** Start SUPPLIED ENTRIES **
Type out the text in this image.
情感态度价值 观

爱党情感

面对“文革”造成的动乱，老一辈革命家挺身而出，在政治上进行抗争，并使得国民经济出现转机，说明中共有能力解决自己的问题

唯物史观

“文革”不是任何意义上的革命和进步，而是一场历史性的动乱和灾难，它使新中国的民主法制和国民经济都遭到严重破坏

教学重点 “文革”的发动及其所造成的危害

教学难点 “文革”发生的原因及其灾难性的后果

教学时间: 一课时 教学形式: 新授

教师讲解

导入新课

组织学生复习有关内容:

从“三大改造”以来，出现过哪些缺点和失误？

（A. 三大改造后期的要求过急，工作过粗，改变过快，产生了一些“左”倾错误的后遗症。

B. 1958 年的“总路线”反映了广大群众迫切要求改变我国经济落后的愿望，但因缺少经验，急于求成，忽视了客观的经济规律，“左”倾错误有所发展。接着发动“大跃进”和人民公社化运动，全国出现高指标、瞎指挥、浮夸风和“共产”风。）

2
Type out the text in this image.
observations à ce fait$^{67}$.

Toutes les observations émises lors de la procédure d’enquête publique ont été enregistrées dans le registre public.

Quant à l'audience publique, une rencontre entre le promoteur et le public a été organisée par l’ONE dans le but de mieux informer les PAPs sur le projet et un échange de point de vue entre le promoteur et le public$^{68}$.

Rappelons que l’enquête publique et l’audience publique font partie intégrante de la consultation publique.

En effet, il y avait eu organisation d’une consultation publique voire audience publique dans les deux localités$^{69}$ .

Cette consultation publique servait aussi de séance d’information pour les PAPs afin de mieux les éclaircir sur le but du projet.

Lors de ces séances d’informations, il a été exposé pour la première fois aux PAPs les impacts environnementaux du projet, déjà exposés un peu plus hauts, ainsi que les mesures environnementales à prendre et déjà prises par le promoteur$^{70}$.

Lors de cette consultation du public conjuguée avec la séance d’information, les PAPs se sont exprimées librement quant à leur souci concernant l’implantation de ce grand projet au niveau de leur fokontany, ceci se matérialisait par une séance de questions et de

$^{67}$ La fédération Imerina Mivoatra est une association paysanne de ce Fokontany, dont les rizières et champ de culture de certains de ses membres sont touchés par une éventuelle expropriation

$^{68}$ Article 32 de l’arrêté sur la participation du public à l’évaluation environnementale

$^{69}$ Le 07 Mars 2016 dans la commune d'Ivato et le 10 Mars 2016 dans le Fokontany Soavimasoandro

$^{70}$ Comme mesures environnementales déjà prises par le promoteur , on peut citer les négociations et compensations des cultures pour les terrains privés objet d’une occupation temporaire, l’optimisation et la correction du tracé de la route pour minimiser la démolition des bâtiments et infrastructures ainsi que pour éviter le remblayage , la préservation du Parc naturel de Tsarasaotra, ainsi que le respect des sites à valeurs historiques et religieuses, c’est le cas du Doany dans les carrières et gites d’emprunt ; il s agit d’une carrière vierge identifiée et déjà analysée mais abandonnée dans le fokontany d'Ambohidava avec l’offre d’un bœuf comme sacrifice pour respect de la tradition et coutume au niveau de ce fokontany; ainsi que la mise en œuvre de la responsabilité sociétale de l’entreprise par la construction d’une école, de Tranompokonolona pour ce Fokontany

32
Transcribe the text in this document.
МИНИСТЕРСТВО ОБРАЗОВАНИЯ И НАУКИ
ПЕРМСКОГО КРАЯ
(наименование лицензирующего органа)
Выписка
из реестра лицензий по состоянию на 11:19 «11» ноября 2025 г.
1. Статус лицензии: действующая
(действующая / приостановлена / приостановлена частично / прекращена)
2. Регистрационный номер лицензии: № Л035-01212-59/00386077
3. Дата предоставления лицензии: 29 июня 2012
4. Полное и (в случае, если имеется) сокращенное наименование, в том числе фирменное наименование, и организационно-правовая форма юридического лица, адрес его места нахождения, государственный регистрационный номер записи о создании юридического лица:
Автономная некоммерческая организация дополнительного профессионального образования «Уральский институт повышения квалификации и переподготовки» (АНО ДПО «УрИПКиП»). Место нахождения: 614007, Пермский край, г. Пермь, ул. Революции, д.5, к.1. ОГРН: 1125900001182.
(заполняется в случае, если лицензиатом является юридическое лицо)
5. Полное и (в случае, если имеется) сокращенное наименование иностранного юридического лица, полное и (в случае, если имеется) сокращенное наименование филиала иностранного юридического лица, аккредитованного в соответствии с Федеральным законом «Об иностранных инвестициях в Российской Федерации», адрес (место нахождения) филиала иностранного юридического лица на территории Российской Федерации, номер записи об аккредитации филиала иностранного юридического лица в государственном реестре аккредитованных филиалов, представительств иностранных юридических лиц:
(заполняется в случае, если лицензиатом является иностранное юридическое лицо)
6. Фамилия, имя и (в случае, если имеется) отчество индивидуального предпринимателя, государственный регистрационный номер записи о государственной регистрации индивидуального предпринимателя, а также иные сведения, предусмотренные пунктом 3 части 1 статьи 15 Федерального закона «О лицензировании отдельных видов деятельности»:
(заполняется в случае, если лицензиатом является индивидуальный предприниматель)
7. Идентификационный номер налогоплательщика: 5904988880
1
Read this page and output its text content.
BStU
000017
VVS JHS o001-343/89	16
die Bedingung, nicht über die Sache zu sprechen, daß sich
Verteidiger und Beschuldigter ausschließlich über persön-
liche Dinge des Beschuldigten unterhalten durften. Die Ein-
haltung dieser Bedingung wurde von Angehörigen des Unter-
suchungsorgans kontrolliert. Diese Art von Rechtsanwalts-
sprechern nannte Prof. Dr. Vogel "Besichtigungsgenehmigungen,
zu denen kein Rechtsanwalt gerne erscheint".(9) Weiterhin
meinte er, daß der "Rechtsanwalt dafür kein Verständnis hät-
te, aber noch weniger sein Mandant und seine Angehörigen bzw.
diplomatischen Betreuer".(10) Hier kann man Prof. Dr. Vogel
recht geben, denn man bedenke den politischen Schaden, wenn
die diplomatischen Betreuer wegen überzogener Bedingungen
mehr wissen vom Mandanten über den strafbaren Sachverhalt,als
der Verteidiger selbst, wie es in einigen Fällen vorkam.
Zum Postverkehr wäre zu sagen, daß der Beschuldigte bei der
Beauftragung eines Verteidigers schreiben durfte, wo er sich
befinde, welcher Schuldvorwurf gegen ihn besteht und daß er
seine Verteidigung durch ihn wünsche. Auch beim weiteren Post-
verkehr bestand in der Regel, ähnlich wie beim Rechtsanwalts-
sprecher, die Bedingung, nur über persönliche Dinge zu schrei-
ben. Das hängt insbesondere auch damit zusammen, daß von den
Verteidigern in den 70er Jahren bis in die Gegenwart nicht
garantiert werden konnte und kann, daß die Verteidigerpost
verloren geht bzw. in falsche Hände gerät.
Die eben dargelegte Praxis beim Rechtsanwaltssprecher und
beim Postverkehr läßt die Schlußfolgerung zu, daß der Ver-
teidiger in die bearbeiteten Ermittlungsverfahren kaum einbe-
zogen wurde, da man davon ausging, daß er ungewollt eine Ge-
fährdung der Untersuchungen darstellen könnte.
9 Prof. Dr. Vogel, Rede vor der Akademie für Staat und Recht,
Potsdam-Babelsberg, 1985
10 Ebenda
** End SUPPLIED ENTRIES **
_PROBLEM TO WORK ON_: Return the entries above exactly, each one complete.

_OUTPUT FOR THIS TASK_:
Type out the text in this image.
情感态度价值 观

爱党情感

面对“文革”造成的动乱，老一辈革命家挺身而出，在政治上进行抗争，并使得国民经济出现转机，说明中共有能力解决自己的问题

唯物史观

“文革”不是任何意义上的革命和进步，而是一场历史性的动乱和灾难，它使新中国的民主法制和国民经济都遭到严重破坏

教学重点 “文革”的发动及其所造成的危害

教学难点 “文革”发生的原因及其灾难性的后果

教学时间: 一课时 教学形式: 新授

教师讲解

导入新课

组织学生复习有关内容:

从“三大改造”以来，出现过哪些缺点和失误？

（A. 三大改造后期的要求过急，工作过粗，改变过快，产生了一些“左”倾错误的后遗症。

B. 1958 年的“总路线”反映了广大群众迫切要求改变我国经济落后的愿望，但因缺少经验，急于求成，忽视了客观的经济规律，“左”倾错误有所发展。接着发动“大跃进”和人民公社化运动，全国出现高指标、瞎指挥、浮夸风和“共产”风。）

2
Type out the text in this image.
observations à ce fait$^{67}$.

Toutes les observations émises lors de la procédure d’enquête publique ont été enregistrées dans le registre public.

Quant à l'audience publique, une rencontre entre le promoteur et le public a été organisée par l’ONE dans le but de mieux informer les PAPs sur le projet et un échange de point de vue entre le promoteur et le public$^{68}$.

Rappelons que l’enquête publique et l’audience publique font partie intégrante de la consultation publique.

En effet, il y avait eu organisation d’une consultation publique voire audience publique dans les deux localités$^{69}$ .

Cette consultation publique servait aussi de séance d’information pour les PAPs afin de mieux les éclaircir sur le but du projet.

Lors de ces séances d’informations, il a été exposé pour la première fois aux PAPs les impacts environnementaux du projet, déjà exposés un peu plus hauts, ainsi que les mesures environnementales à prendre et déjà prises par le promoteur$^{70}$.

Lors de cette consultation du public conjuguée avec la séance d’information, les PAPs se sont exprimées librement quant à leur souci concernant l’implantation de ce grand projet au niveau de leur fokontany, ceci se matérialisait par une séance de questions et de

$^{67}$ La fédération Imerina Mivoatra est une association paysanne de ce Fokontany, dont les rizières et champ de culture de certains de ses membres sont touchés par une éventuelle expropriation

$^{68}$ Article 32 de l’arrêté sur la participation du public à l’évaluation environnementale

$^{69}$ Le 07 Mars 2016 dans la commune d'Ivato et le 10 Mars 2016 dans le Fokontany Soavimasoandro

$^{70}$ Comme mesures environnementales déjà prises par le promoteur , on peut citer les négociations et compensations des cultures pour les terrains privés objet d’une occupation temporaire, l’optimisation et la correction du tracé de la route pour minimiser la démolition des bâtiments et infrastructures ainsi que pour éviter le remblayage , la préservation du Parc naturel de Tsarasaotra, ainsi que le respect des sites à valeurs historiques et religieuses, c’est le cas du Doany dans les carrières et gites d’emprunt ; il s agit d’une carrière vierge identifiée et déjà analysée mais abandonnée dans le fokontany d'Ambohidava avec l’offre d’un bœuf comme sacrifice pour respect de la tradition et coutume au niveau de ce fokontany; ainsi que la mise en œuvre de la responsabilité sociétale de l’entreprise par la construction d’une école, de Tranompokonolona pour ce Fokontany

32
Transcribe the text in this document.
МИНИСТЕРСТВО ОБРАЗОВАНИЯ И НАУКИ
ПЕРМСКОГО КРАЯ
(наименование лицензирующего органа)
Выписка
из реестра лицензий по состоянию на 11:19 «11» ноября 2025 г.
1. Статус лицензии: действующая
(действующая / приостановлена / приостановлена частично / прекращена)
2. Регистрационный номер лицензии: № Л035-01212-59/00386077
3. Дата предоставления лицензии: 29 июня 2012
4. Полное и (в случае, если имеется) сокращенное наименование, в том числе фирменное наименование, и организационно-правовая форма юридического лица, адрес его места нахождения, государственный регистрационный номер записи о создании юридического лица:
Автономная некоммерческая организация дополнительного профессионального образования «Уральский институт повышения квалификации и переподготовки» (АНО ДПО «УрИПКиП»). Место нахождения: 614007, Пермский край, г. Пермь, ул. Революции, д.5, к.1. ОГРН: 1125900001182.
(заполняется в случае, если лицензиатом является юридическое лицо)
5. Полное и (в случае, если имеется) сокращенное наименование иностранного юридического лица, полное и (в случае, если имеется) сокращенное наименование филиала иностранного юридического лица, аккредитованного в соответствии с Федеральным законом «Об иностранных инвестициях в Российской Федерации», адрес (место нахождения) филиала иностранного юридического лица на территории Российской Федерации, номер записи об аккредитации филиала иностранного юридического лица в государственном реестре аккредитованных филиалов, представительств иностранных юридических лиц:
(заполняется в случае, если лицензиатом является иностранное юридическое лицо)
6. Фамилия, имя и (в случае, если имеется) отчество индивидуального предпринимателя, государственный регистрационный номер записи о государственной регистрации индивидуального предпринимателя, а также иные сведения, предусмотренные пунктом 3 части 1 статьи 15 Федерального закона «О лицензировании отдельных видов деятельности»:
(заполняется в случае, если лицензиатом является индивидуальный предприниматель)
7. Идентификационный номер налогоплательщика: 5904988880
1
Read this page and output its text content.
BStU
000017
VVS JHS o001-343/89	16
die Bedingung, nicht über die Sache zu sprechen, daß sich
Verteidiger und Beschuldigter ausschließlich über persön-
liche Dinge des Beschuldigten unterhalten durften. Die Ein-
haltung dieser Bedingung wurde von Angehörigen des Unter-
suchungsorgans kontrolliert. Diese Art von Rechtsanwalts-
sprechern nannte Prof. Dr. Vogel "Besichtigungsgenehmigungen,
zu denen kein Rechtsanwalt gerne erscheint".(9) Weiterhin
meinte er, daß der "Rechtsanwalt dafür kein Verständnis hät-
te, aber noch weniger sein Mandant und seine Angehörigen bzw.
diplomatischen Betreuer".(10) Hier kann man Prof. Dr. Vogel
recht geben, denn man bedenke den politischen Schaden, wenn
die diplomatischen Betreuer wegen überzogener Bedingungen
mehr wissen vom Mandanten über den strafbaren Sachverhalt,als
der Verteidiger selbst, wie es in einigen Fällen vorkam.
Zum Postverkehr wäre zu sagen, daß der Beschuldigte bei der
Beauftragung eines Verteidigers schreiben durfte, wo er sich
befinde, welcher Schuldvorwurf gegen ihn besteht und daß er
seine Verteidigung durch ihn wünsche. Auch beim weiteren Post-
verkehr bestand in der Regel, ähnlich wie beim Rechtsanwalts-
sprecher, die Bedingung, nur über persönliche Dinge zu schrei-
ben. Das hängt insbesondere auch damit zusammen, daß von den
Verteidigern in den 70er Jahren bis in die Gegenwart nicht
garantiert werden konnte und kann, daß die Verteidigerpost
verloren geht bzw. in falsche Hände gerät.
Die eben dargelegte Praxis beim Rechtsanwaltssprecher und
beim Postverkehr läßt die Schlußfolgerung zu, daß der Ver-
teidiger in die bearbeiteten Ermittlungsverfahren kaum einbe-
zogen wurde, da man davon ausging, daß er ungewollt eine Ge-
fährdung der Untersuchungen darstellen könnte.
9 Prof. Dr. Vogel, Rede vor der Akademie für Staat und Recht,
Potsdam-Babelsberg, 1985
10 Ebenda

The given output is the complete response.